● Do this
Report every line below that holds the word "NSSP".

● Material supplied
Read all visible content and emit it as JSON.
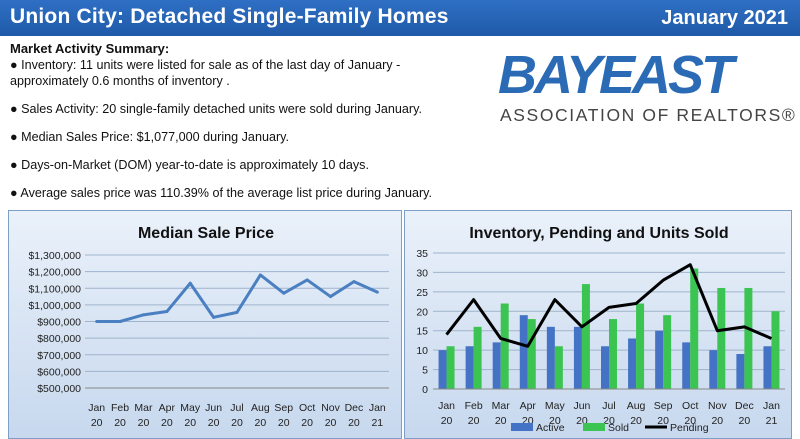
{
  "header": {
    "title": "Union City: Detached Single-Family Homes",
    "date": "January 2021"
  },
  "summary": {
    "title": "Market Activity Summary:",
    "items": [
      "● Inventory: 11 units were listed for sale as of the last day of January -",
      "approximately 0.6 months of inventory .",
      "● Sales Activity: 20 single-family detached units were sold during January.",
      "● Median Sales Price: $1,077,000 during January.",
      "● Days-on-Market (DOM) year-to-date is approximately 10 days.",
      "● Average sales price was 110.39% of the average list price during January."
    ]
  },
  "logo": {
    "brand": "BAYEAST",
    "sub": "ASSOCIATION OF REALTORS®"
  },
  "colors": {
    "header": "#2563b0",
    "line_price": "#4a7fc1",
    "active": "#4472c4",
    "sold": "#3cc452",
    "pending": "#000000"
  },
  "chart_data": [
    {
      "type": "line",
      "title": "Median Sale Price",
      "categories": [
        [
          "Jan",
          "20"
        ],
        [
          "Feb",
          "20"
        ],
        [
          "Mar",
          "20"
        ],
        [
          "Apr",
          "20"
        ],
        [
          "May",
          "20"
        ],
        [
          "Jun",
          "20"
        ],
        [
          "Jul",
          "20"
        ],
        [
          "Aug",
          "20"
        ],
        [
          "Sep",
          "20"
        ],
        [
          "Oct",
          "20"
        ],
        [
          "Nov",
          "20"
        ],
        [
          "Dec",
          "20"
        ],
        [
          "Jan",
          "21"
        ]
      ],
      "values": [
        900000,
        900000,
        940000,
        960000,
        1130000,
        925000,
        955000,
        1180000,
        1070000,
        1150000,
        1050000,
        1140000,
        1077000
      ],
      "ylim": [
        500000,
        1300000
      ],
      "yticks": [
        "$500,000",
        "$600,000",
        "$700,000",
        "$800,000",
        "$900,000",
        "$1,000,000",
        "$1,100,000",
        "$1,200,000",
        "$1,300,000"
      ],
      "grid": true
    },
    {
      "type": "bar",
      "title": "Inventory, Pending and Units Sold",
      "categories": [
        [
          "Jan",
          "20"
        ],
        [
          "Feb",
          "20"
        ],
        [
          "Mar",
          "20"
        ],
        [
          "Apr",
          "20"
        ],
        [
          "May",
          "20"
        ],
        [
          "Jun",
          "20"
        ],
        [
          "Jul",
          "20"
        ],
        [
          "Aug",
          "20"
        ],
        [
          "Sep",
          "20"
        ],
        [
          "Oct",
          "20"
        ],
        [
          "Nov",
          "20"
        ],
        [
          "Dec",
          "20"
        ],
        [
          "Jan",
          "21"
        ]
      ],
      "series": [
        {
          "name": "Active",
          "type": "bar",
          "values": [
            10,
            11,
            12,
            19,
            16,
            16,
            11,
            13,
            15,
            12,
            10,
            9,
            11
          ]
        },
        {
          "name": "Sold",
          "type": "bar",
          "values": [
            11,
            16,
            22,
            18,
            11,
            27,
            18,
            22,
            19,
            31,
            26,
            26,
            20
          ]
        },
        {
          "name": "Pending",
          "type": "line",
          "values": [
            14,
            23,
            13,
            11,
            23,
            16,
            21,
            22,
            28,
            32,
            15,
            16,
            13
          ]
        }
      ],
      "ylim": [
        0,
        35
      ],
      "yticks": [
        "0",
        "5",
        "10",
        "15",
        "20",
        "25",
        "30",
        "35"
      ],
      "grid": true,
      "legend": "bottom"
    }
  ]
}
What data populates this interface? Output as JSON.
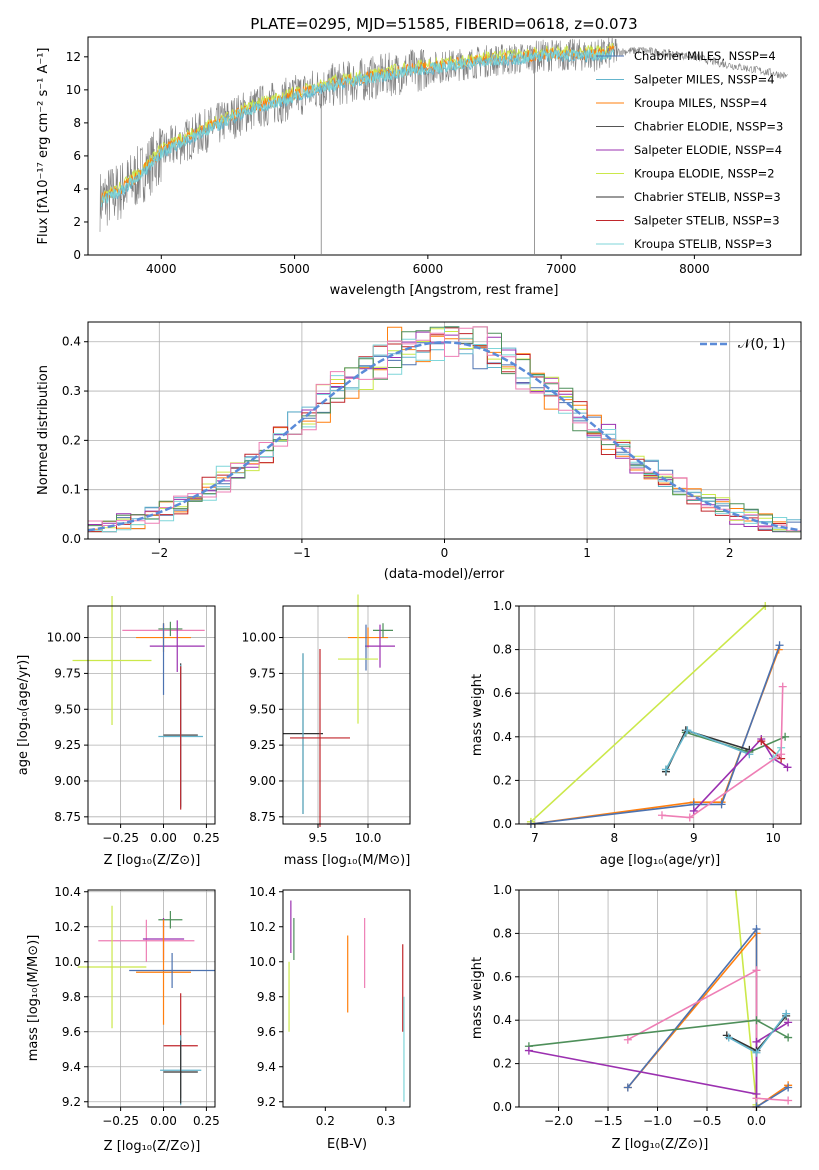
{
  "figure": {
    "title": "PLATE=0295, MJD=51585, FIBERID=0618, z=0.073"
  },
  "palette": {
    "Chabrier MILES": "#4c72b0",
    "Salpeter MILES": "#64b5cd",
    "Kroupa MILES": "#ff7f0e",
    "Chabrier ELODIE": "#555555",
    "Salpeter ELODIE": "#9b30b0",
    "Kroupa ELODIE": "#cbe84a",
    "Chabrier STELIB": "#333333",
    "Salpeter STELIB": "#c0262b",
    "Kroupa STELIB": "#7fd6d9",
    "green": "#4e8f5a",
    "pink": "#ee7eb5",
    "data_gray": "#808080",
    "normal_dash": "#5b8bd8"
  },
  "chart_data": [
    {
      "type": "line",
      "xlabel": "wavelength [Angstrom, rest frame]",
      "ylabel": "Flux [fλ10⁻¹⁷ erg cm⁻² s⁻¹ A⁻¹]",
      "xlim": [
        3450,
        8800
      ],
      "ylim": [
        0,
        13.2
      ],
      "xticks": [
        "4000",
        "5000",
        "6000",
        "7000",
        "8000"
      ],
      "yticks": [
        "0",
        "2",
        "4",
        "6",
        "8",
        "10",
        "12"
      ],
      "legend_position": "right",
      "legend": [
        "Chabrier MILES, NSSP=4",
        "Salpeter MILES, NSSP=4",
        "Kroupa MILES, NSSP=4",
        "Chabrier ELODIE, NSSP=3",
        "Salpeter ELODIE, NSSP=4",
        "Kroupa ELODIE, NSSP=2",
        "Chabrier STELIB, NSSP=3",
        "Salpeter STELIB, NSSP=3",
        "Kroupa STELIB, NSSP=3"
      ],
      "continuum_model": {
        "x": [
          3550,
          3700,
          3850,
          4000,
          4100,
          4300,
          4500,
          4700,
          4900,
          5100,
          5300,
          5500,
          5700,
          5900,
          6100,
          6300,
          6500,
          6700,
          6900,
          7100,
          7300,
          7420,
          7600,
          7800,
          8000,
          8200,
          8400,
          8600,
          8700
        ],
        "y": [
          3.3,
          3.9,
          4.9,
          6.2,
          6.6,
          7.4,
          8.2,
          8.9,
          9.3,
          9.9,
          10.3,
          10.6,
          10.9,
          11.2,
          11.4,
          11.6,
          11.8,
          11.9,
          12.1,
          12.1,
          12.1,
          12.3,
          12.4,
          12.2,
          12.0,
          11.6,
          11.3,
          11.0,
          10.8
        ]
      }
    },
    {
      "type": "histogram",
      "xlabel": "(data-model)/error",
      "ylabel": "Normed distribution",
      "xlim": [
        -2.5,
        2.5
      ],
      "ylim": [
        0,
        0.44
      ],
      "xticks": [
        "−2",
        "−1",
        "0",
        "1",
        "2"
      ],
      "yticks": [
        "0.0",
        "0.1",
        "0.2",
        "0.3",
        "0.4"
      ],
      "legend": [
        "𝒩(0, 1)"
      ],
      "legend_position": "top-right",
      "grid": true,
      "bin_edges_start": -2.5,
      "bin_width": 0.1,
      "normal": {
        "mu": 0,
        "sigma": 1
      }
    },
    {
      "type": "scatter",
      "xlabel": "Z [log₁₀(Z/Z⊙)]",
      "ylabel": "age  [log₁₀(age/yr)]",
      "xlim": [
        -0.44,
        0.3
      ],
      "ylim": [
        8.7,
        10.22
      ],
      "xticks": [
        -0.25,
        0.0,
        0.25
      ],
      "xtick_labels": [
        "−0.25",
        "0.00",
        "0.25"
      ],
      "yticks": [
        8.75,
        9.0,
        9.25,
        9.5,
        9.75,
        10.0
      ],
      "ytick_labels": [
        "8.75",
        "9.00",
        "9.25",
        "9.50",
        "9.75",
        "10.00"
      ],
      "grid": true,
      "points": [
        {
          "x": 0.0,
          "xerr": 0.24,
          "y": 10.05,
          "yerr": 0.04,
          "color": "pink"
        },
        {
          "x": 0.0,
          "xerr": 0.16,
          "y": 10.0,
          "yerr": 0.1,
          "color": "Kroupa MILES"
        },
        {
          "x": 0.04,
          "xerr": 0.07,
          "y": 10.06,
          "yerr": 0.05,
          "color": "green"
        },
        {
          "x": 0.08,
          "xerr": 0.16,
          "y": 9.94,
          "yerr": 0.18,
          "color": "Salpeter ELODIE"
        },
        {
          "x": 0.0,
          "xerr": 0.0,
          "y": 9.85,
          "yerr": 0.25,
          "color": "Chabrier MILES"
        },
        {
          "x": -0.3,
          "xerr": 0.23,
          "y": 9.84,
          "yerr": 0.45,
          "color": "Kroupa ELODIE"
        },
        {
          "x": 0.1,
          "xerr": 0.1,
          "y": 9.32,
          "yerr": 0.5,
          "color": "Chabrier STELIB"
        },
        {
          "x": 0.1,
          "xerr": 0.13,
          "y": 9.31,
          "yerr": 0.5,
          "color": "Salpeter MILES"
        },
        {
          "x": 0.1,
          "xerr": 0.0,
          "y": 9.3,
          "yerr": 0.5,
          "color": "Salpeter STELIB"
        }
      ]
    },
    {
      "type": "scatter",
      "xlabel": "mass [log₁₀(M/M⊙)]",
      "xlim": [
        9.15,
        10.42
      ],
      "ylim": [
        8.7,
        10.22
      ],
      "xticks": [
        9.5,
        10.0
      ],
      "xtick_labels": [
        "9.5",
        "10.0"
      ],
      "yticks": [
        8.75,
        9.0,
        9.25,
        9.5,
        9.75,
        10.0
      ],
      "ytick_labels": [
        "8.75",
        "9.00",
        "9.25",
        "9.50",
        "9.75",
        "10.00"
      ],
      "grid": true,
      "points": [
        {
          "x": 10.0,
          "xerr": 0.2,
          "y": 10.0,
          "yerr": 0.07,
          "color": "Kroupa MILES"
        },
        {
          "x": 10.15,
          "xerr": 0.1,
          "y": 10.05,
          "yerr": 0.05,
          "color": "green"
        },
        {
          "x": 10.12,
          "xerr": 0.15,
          "y": 9.94,
          "yerr": 0.15,
          "color": "Salpeter ELODIE"
        },
        {
          "x": 9.98,
          "xerr": 0.0,
          "y": 9.93,
          "yerr": 0.16,
          "color": "Chabrier MILES"
        },
        {
          "x": 9.9,
          "xerr": 0.2,
          "y": 9.85,
          "yerr": 0.45,
          "color": "Kroupa ELODIE"
        },
        {
          "x": 9.35,
          "xerr": 0.2,
          "y": 9.33,
          "yerr": 0.56,
          "color": "Chabrier STELIB"
        },
        {
          "x": 9.35,
          "xerr": 0.0,
          "y": 9.33,
          "yerr": 0.56,
          "color": "Salpeter MILES"
        },
        {
          "x": 9.52,
          "xerr": 0.3,
          "y": 9.3,
          "yerr": 0.62,
          "color": "Salpeter STELIB"
        }
      ]
    },
    {
      "type": "line",
      "xlabel": "age  [log₁₀(age/yr)]",
      "ylabel": "mass weight",
      "xlim": [
        6.8,
        10.35
      ],
      "ylim": [
        0,
        1
      ],
      "xticks": [
        7,
        8,
        9,
        10
      ],
      "xtick_labels": [
        "7",
        "8",
        "9",
        "10"
      ],
      "yticks": [
        0,
        0.2,
        0.4,
        0.6,
        0.8,
        1.0
      ],
      "ytick_labels": [
        "0.0",
        "0.2",
        "0.4",
        "0.6",
        "0.8",
        "1.0"
      ],
      "grid": true,
      "series": [
        {
          "color": "Kroupa ELODIE",
          "x": [
            6.95,
            9.9
          ],
          "y": [
            0.01,
            1.0
          ]
        },
        {
          "color": "Kroupa MILES",
          "x": [
            6.95,
            9.0,
            9.35,
            10.07
          ],
          "y": [
            0.0,
            0.1,
            0.1,
            0.8
          ]
        },
        {
          "color": "Chabrier MILES",
          "x": [
            6.95,
            9.0,
            9.35,
            10.08
          ],
          "y": [
            0.0,
            0.09,
            0.09,
            0.82
          ]
        },
        {
          "color": "green",
          "x": [
            8.65,
            8.9,
            9.7,
            10.15
          ],
          "y": [
            0.25,
            0.42,
            0.33,
            0.4
          ]
        },
        {
          "color": "Chabrier STELIB",
          "x": [
            8.65,
            8.9,
            9.7
          ],
          "y": [
            0.24,
            0.43,
            0.34
          ]
        },
        {
          "color": "Salpeter MILES",
          "x": [
            8.65,
            8.92,
            9.7
          ],
          "y": [
            0.25,
            0.43,
            0.32
          ]
        },
        {
          "color": "Salpeter ELODIE",
          "x": [
            9.0,
            9.85,
            10.0,
            10.18
          ],
          "y": [
            0.06,
            0.39,
            0.3,
            0.26
          ]
        },
        {
          "color": "Salpeter STELIB",
          "x": [
            9.85,
            10.1
          ],
          "y": [
            0.38,
            0.3
          ]
        },
        {
          "color": "Kroupa STELIB",
          "x": [
            10.0,
            10.1
          ],
          "y": [
            0.3,
            0.35
          ]
        },
        {
          "color": "pink",
          "x": [
            8.6,
            8.95,
            10.1,
            10.12
          ],
          "y": [
            0.04,
            0.03,
            0.32,
            0.63
          ]
        }
      ]
    },
    {
      "type": "scatter",
      "xlabel": "Z [log₁₀(Z/Z⊙)]",
      "ylabel": "mass [log₁₀(M/M⊙)]",
      "xlim": [
        -0.44,
        0.3
      ],
      "ylim": [
        9.17,
        10.41
      ],
      "xticks": [
        -0.25,
        0.0,
        0.25
      ],
      "xtick_labels": [
        "−0.25",
        "0.00",
        "0.25"
      ],
      "yticks": [
        9.2,
        9.4,
        9.6,
        9.8,
        10.0,
        10.2,
        10.4
      ],
      "ytick_labels": [
        "9.2",
        "9.4",
        "9.6",
        "9.8",
        "10.0",
        "10.2",
        "10.4"
      ],
      "grid": true,
      "points": [
        {
          "x": 0.04,
          "xerr": 0.07,
          "y": 10.24,
          "yerr": 0.05,
          "color": "green"
        },
        {
          "x": -0.1,
          "xerr": 0.28,
          "y": 10.12,
          "yerr": 0.12,
          "color": "pink"
        },
        {
          "x": 0.0,
          "xerr": 0.12,
          "y": 10.13,
          "yerr": 0.12,
          "color": "Salpeter ELODIE"
        },
        {
          "x": -0.3,
          "xerr": 0.2,
          "y": 9.97,
          "yerr": 0.35,
          "color": "Kroupa ELODIE"
        },
        {
          "x": 0.0,
          "xerr": 0.16,
          "y": 9.94,
          "yerr": 0.3,
          "color": "Kroupa MILES"
        },
        {
          "x": 0.05,
          "xerr": 0.25,
          "y": 9.95,
          "yerr": 0.1,
          "color": "Chabrier MILES"
        },
        {
          "x": 0.1,
          "xerr": 0.1,
          "y": 9.52,
          "yerr": 0.3,
          "color": "Salpeter STELIB"
        },
        {
          "x": 0.1,
          "xerr": 0.12,
          "y": 9.38,
          "yerr": 0.2,
          "color": "Salpeter MILES"
        },
        {
          "x": 0.1,
          "xerr": 0.1,
          "y": 9.37,
          "yerr": 0.18,
          "color": "Chabrier STELIB"
        }
      ]
    },
    {
      "type": "scatter",
      "xlabel": "E(B-V)",
      "xlim": [
        0.13,
        0.34
      ],
      "ylim": [
        9.17,
        10.41
      ],
      "xticks": [
        0.2,
        0.3
      ],
      "xtick_labels": [
        "0.2",
        "0.3"
      ],
      "yticks": [
        9.2,
        9.4,
        9.6,
        9.8,
        10.0,
        10.2,
        10.4
      ],
      "ytick_labels": [
        "9.2",
        "9.4",
        "9.6",
        "9.8",
        "10.0",
        "10.2",
        "10.4"
      ],
      "grid": false,
      "points": [
        {
          "x": 0.143,
          "y": 10.2,
          "yerr": 0.15,
          "color": "Salpeter ELODIE"
        },
        {
          "x": 0.148,
          "y": 10.13,
          "yerr": 0.12,
          "color": "green"
        },
        {
          "x": 0.14,
          "y": 9.8,
          "yerr": 0.2,
          "color": "Kroupa ELODIE"
        },
        {
          "x": 0.237,
          "y": 9.93,
          "yerr": 0.22,
          "color": "Kroupa MILES"
        },
        {
          "x": 0.265,
          "y": 10.05,
          "yerr": 0.2,
          "color": "pink"
        },
        {
          "x": 0.328,
          "y": 9.85,
          "yerr": 0.25,
          "color": "Salpeter STELIB"
        },
        {
          "x": 0.33,
          "y": 9.5,
          "yerr": 0.3,
          "color": "Kroupa STELIB"
        }
      ]
    },
    {
      "type": "line",
      "xlabel": "Z [log₁₀(Z/Z⊙)]",
      "ylabel": "mass weight",
      "xlim": [
        -2.4,
        0.45
      ],
      "ylim": [
        0,
        1
      ],
      "xticks": [
        -2.0,
        -1.5,
        -1.0,
        -0.5,
        0.0
      ],
      "xtick_labels": [
        "−2.0",
        "−1.5",
        "−1.0",
        "−0.5",
        "0.0"
      ],
      "yticks": [
        0,
        0.2,
        0.4,
        0.6,
        0.8,
        1.0
      ],
      "ytick_labels": [
        "0.0",
        "0.2",
        "0.4",
        "0.6",
        "0.8",
        "1.0"
      ],
      "grid": true,
      "series": [
        {
          "color": "Kroupa ELODIE",
          "x": [
            -0.22,
            0.0
          ],
          "y": [
            1.05,
            0.01
          ]
        },
        {
          "color": "Kroupa MILES",
          "x": [
            -1.3,
            0.0,
            0.0,
            0.32
          ],
          "y": [
            0.09,
            0.8,
            0.0,
            0.1
          ]
        },
        {
          "color": "Chabrier MILES",
          "x": [
            -1.3,
            0.0,
            0.0,
            0.32
          ],
          "y": [
            0.09,
            0.82,
            0.0,
            0.09
          ]
        },
        {
          "color": "pink",
          "x": [
            -1.3,
            0.0,
            0.0,
            0.32
          ],
          "y": [
            0.31,
            0.63,
            0.04,
            0.03
          ]
        },
        {
          "color": "green",
          "x": [
            -2.3,
            0.0,
            0.32
          ],
          "y": [
            0.28,
            0.4,
            0.32
          ]
        },
        {
          "color": "Salpeter ELODIE",
          "x": [
            -2.3,
            0.0,
            0.0,
            0.32
          ],
          "y": [
            0.26,
            0.06,
            0.3,
            0.39
          ]
        },
        {
          "color": "Chabrier STELIB",
          "x": [
            -0.3,
            0.0,
            0.3
          ],
          "y": [
            0.33,
            0.26,
            0.42
          ]
        },
        {
          "color": "Salpeter MILES",
          "x": [
            -0.28,
            0.0,
            0.3
          ],
          "y": [
            0.32,
            0.25,
            0.43
          ]
        }
      ]
    }
  ]
}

● Exercise response
        "Chabrier MILES, NSSP=4",
        "Salpeter MILES, NSSP=4",
        "Kroupa MILES, NSSP=4",
        "Chabrier ELODIE, NSSP=3",
        "Salpeter ELODIE, NSSP=4",
        "Kroupa ELODIE, NSSP=2",
        "Chabrier STELIB, NSSP=3",
        "Salpeter STELIB, NSSP=3",
        "Kroupa STELIB, NSSP=3"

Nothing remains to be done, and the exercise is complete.